• [Given exercise]: Repeat the data word for word. Do not include the pictures.

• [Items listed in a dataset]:
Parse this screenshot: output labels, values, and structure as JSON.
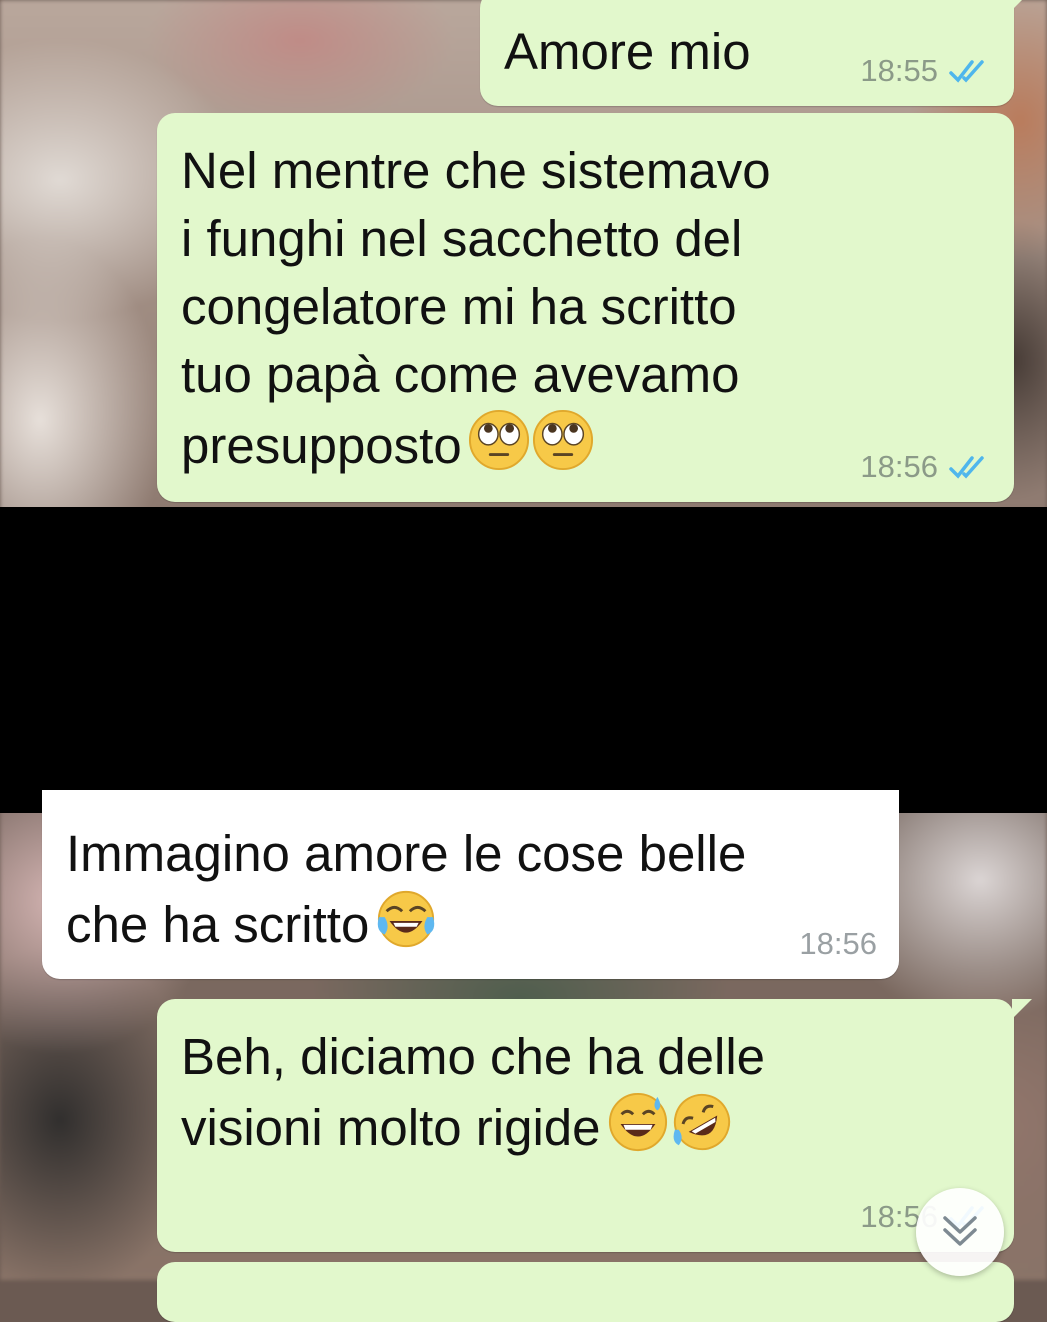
{
  "messages": [
    {
      "direction": "outgoing",
      "text": "Amore mio",
      "time": "18:55",
      "status": "read-double-check-icon"
    },
    {
      "direction": "outgoing",
      "text": "Nel mentre che sistemavo\ni funghi nel sacchetto del\ncongelatore mi ha scritto\ntuo papà come avevamo\npresupposto",
      "emojis": [
        "face-with-rolling-eyes",
        "face-with-rolling-eyes"
      ],
      "time": "18:56",
      "status": "read-double-check-icon"
    },
    {
      "direction": "incoming",
      "text": "Immagino amore le cose belle\nche ha scritto",
      "emojis": [
        "face-with-tears-of-joy"
      ],
      "time": "18:56"
    },
    {
      "direction": "outgoing",
      "text": "Beh, diciamo che ha delle\nvisioni molto rigide",
      "emojis": [
        "grinning-face-with-sweat",
        "rolling-on-the-floor-laughing"
      ],
      "time": "18:56",
      "status": "read-double-check-icon"
    }
  ],
  "colors": {
    "outgoing_bubble": "#e2f8cc",
    "incoming_bubble": "#ffffff",
    "read_ticks": "#4fb6ec",
    "redaction": "#000000"
  },
  "scroll_button": {
    "icon": "double-chevron-down-icon"
  }
}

• [Result of this exercise]:
Parse this screenshot: output labels, values, and structure as JSON.
{
  "messages": [
    {
      "direction": "outgoing",
      "text": "Amore mio",
      "time": "18:55",
      "status": "read-double-check-icon"
    },
    {
      "direction": "outgoing",
      "text": "Nel mentre che sistemavo\ni funghi nel sacchetto del\ncongelatore mi ha scritto\ntuo papà come avevamo\npresupposto",
      "emojis": [
        "face-with-rolling-eyes",
        "face-with-rolling-eyes"
      ],
      "time": "18:56",
      "status": "read-double-check-icon"
    },
    {
      "direction": "incoming",
      "text": "Immagino amore le cose belle\nche ha scritto",
      "emojis": [
        "face-with-tears-of-joy"
      ],
      "time": "18:56"
    },
    {
      "direction": "outgoing",
      "text": "Beh, diciamo che ha delle\nvisioni molto rigide",
      "emojis": [
        "grinning-face-with-sweat",
        "rolling-on-the-floor-laughing"
      ],
      "time": "18:56",
      "status": "read-double-check-icon"
    }
  ],
  "colors": {
    "outgoing_bubble": "#e2f8cc",
    "incoming_bubble": "#ffffff",
    "read_ticks": "#4fb6ec",
    "redaction": "#000000"
  },
  "scroll_button": {
    "icon": "double-chevron-down-icon"
  }
}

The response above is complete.